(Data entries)
— BEGIN —

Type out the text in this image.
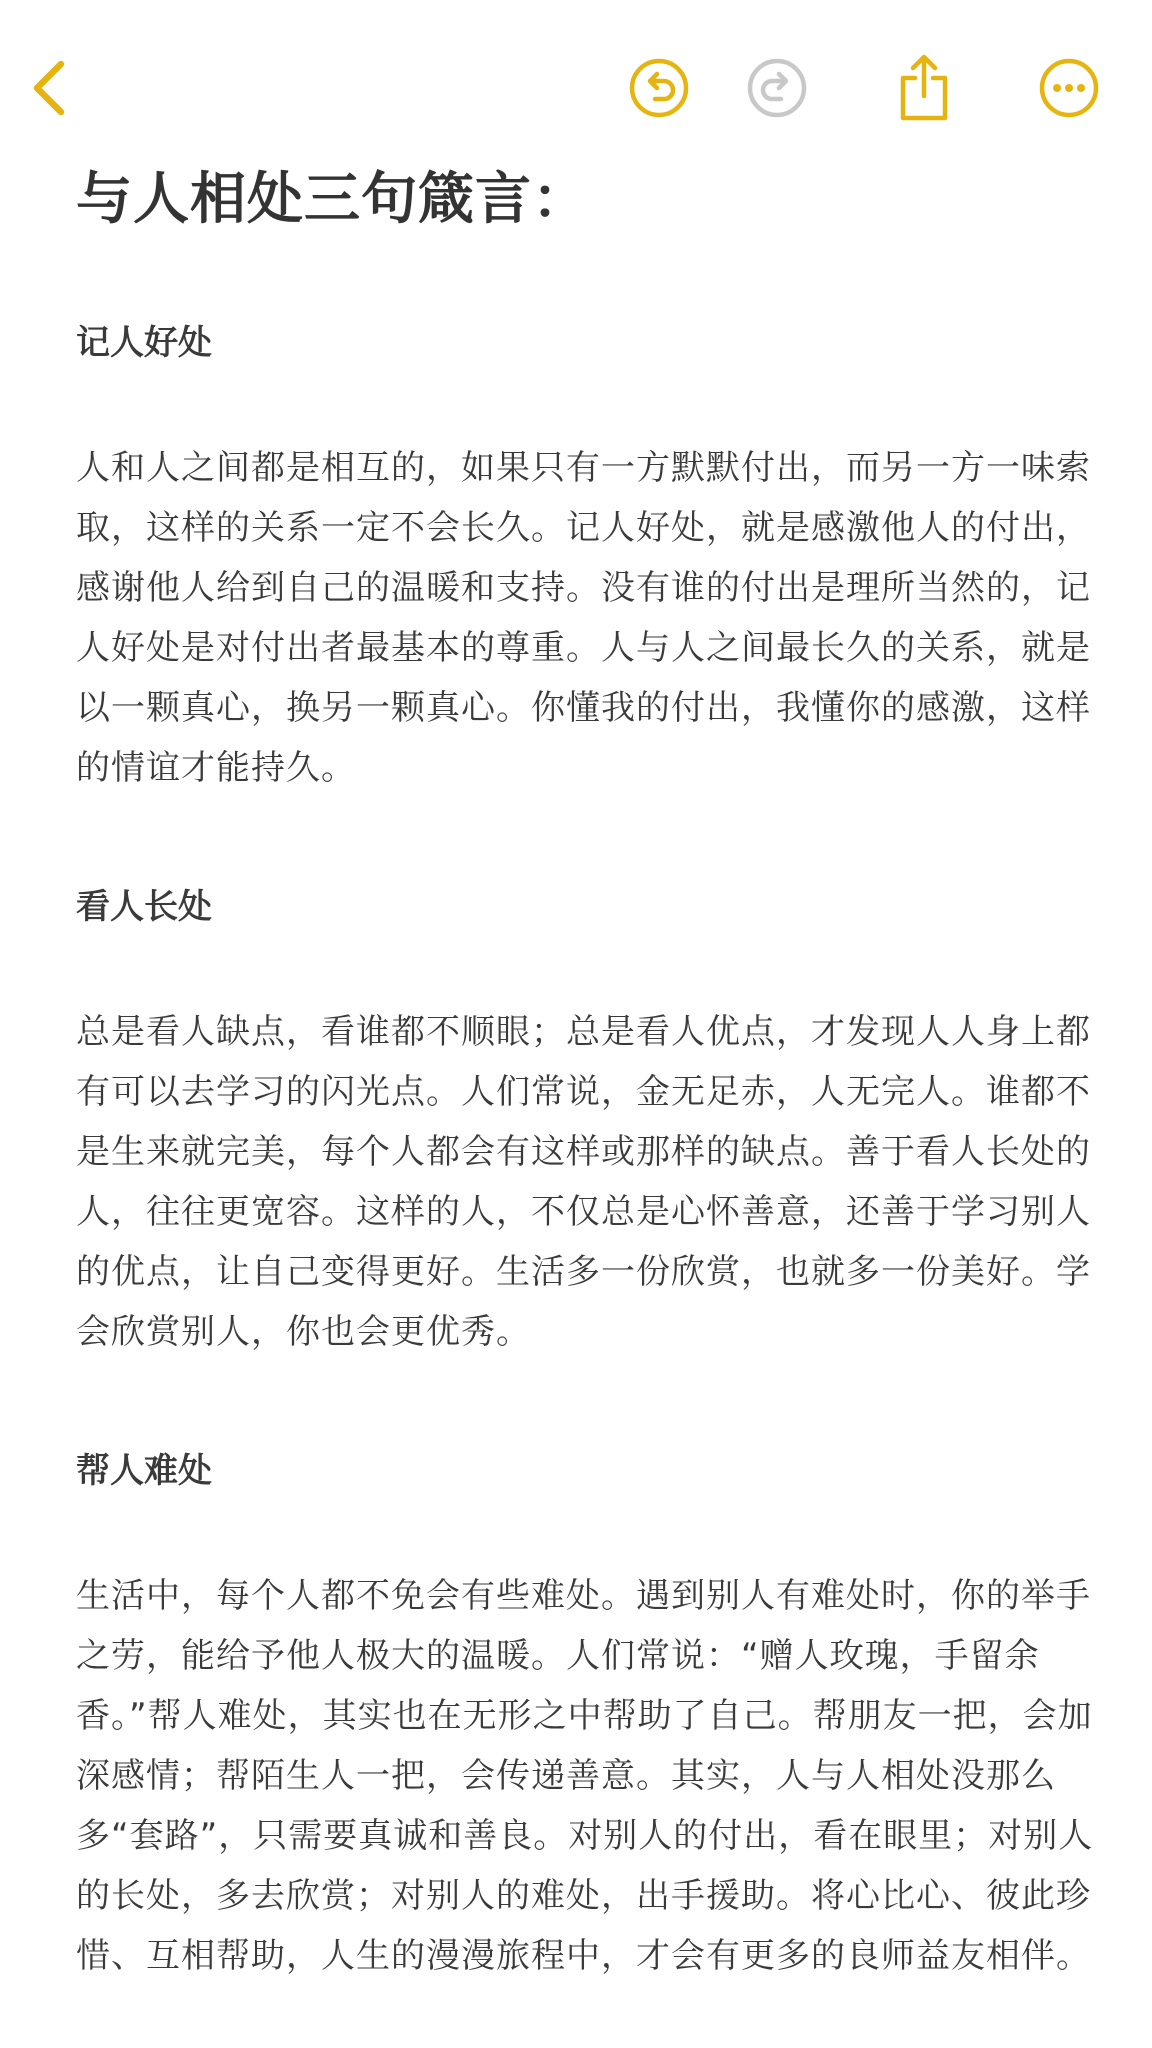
与人相处三句箴言：

记人好处

人和人之间都是相互的，如果只有一方默默付出，而另一方一味索取，这样的关系一定不会长久。记人好处，就是感激他人的付出，感谢他人给到自己的温暖和支持。没有谁的付出是理所当然的，记人好处是对付出者最基本的尊重。人与人之间最长久的关系，就是以一颗真心，换另一颗真心。你懂我的付出，我懂你的感激，这样的情谊才能持久。

看人长处

总是看人缺点，看谁都不顺眼；总是看人优点，才发现人人身上都有可以去学习的闪光点。人们常说，金无足赤，人无完人。谁都不是生来就完美，每个人都会有这样或那样的缺点。善于看人长处的人，往往更宽容。这样的人，不仅总是心怀善意，还善于学习别人的优点，让自己变得更好。生活多一份欣赏，也就多一份美好。学会欣赏别人，你也会更优秀。

帮人难处

生活中，每个人都不免会有些难处。遇到别人有难处时，你的举手之劳，能给予他人极大的温暖。人们常说：“赠人玫瑰，手留余香。”帮人难处，其实也在无形之中帮助了自己。帮朋友一把，会加深感情；帮陌生人一把，会传递善意。其实，人与人相处没那么多“套路”，只需要真诚和善良。对别人的付出，看在眼里；对别人的长处，多去欣赏；对别人的难处，出手援助。将心比心、彼此珍惜、互相帮助，人生的漫漫旅程中，才会有更多的良师益友相伴。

— END —

• Direction: Would you return the data exactly as written, without the pictures?

• Exercise response:
Type out the text in this image.
与人相处三句箴言：

记人好处

人和人之间都是相互的，如果只有一方默默付出，而另一方一味索取，这样的关系一定不会长久。记人好处，就是感激他人的付出，感谢他人给到自己的温暖和支持。没有谁的付出是理所当然的，记人好处是对付出者最基本的尊重。人与人之间最长久的关系，就是以一颗真心，换另一颗真心。你懂我的付出，我懂你的感激，这样的情谊才能持久。

看人长处

总是看人缺点，看谁都不顺眼；总是看人优点，才发现人人身上都有可以去学习的闪光点。人们常说，金无足赤，人无完人。谁都不是生来就完美，每个人都会有这样或那样的缺点。善于看人长处的人，往往更宽容。这样的人，不仅总是心怀善意，还善于学习别人的优点，让自己变得更好。生活多一份欣赏，也就多一份美好。学会欣赏别人，你也会更优秀。

帮人难处

生活中，每个人都不免会有些难处。遇到别人有难处时，你的举手之劳，能给予他人极大的温暖。人们常说：“赠人玫瑰，手留余香。”帮人难处，其实也在无形之中帮助了自己。帮朋友一把，会加深感情；帮陌生人一把，会传递善意。其实，人与人相处没那么多“套路”，只需要真诚和善良。对别人的付出，看在眼里；对别人的长处，多去欣赏；对别人的难处，出手援助。将心比心、彼此珍惜、互相帮助，人生的漫漫旅程中，才会有更多的良师益友相伴。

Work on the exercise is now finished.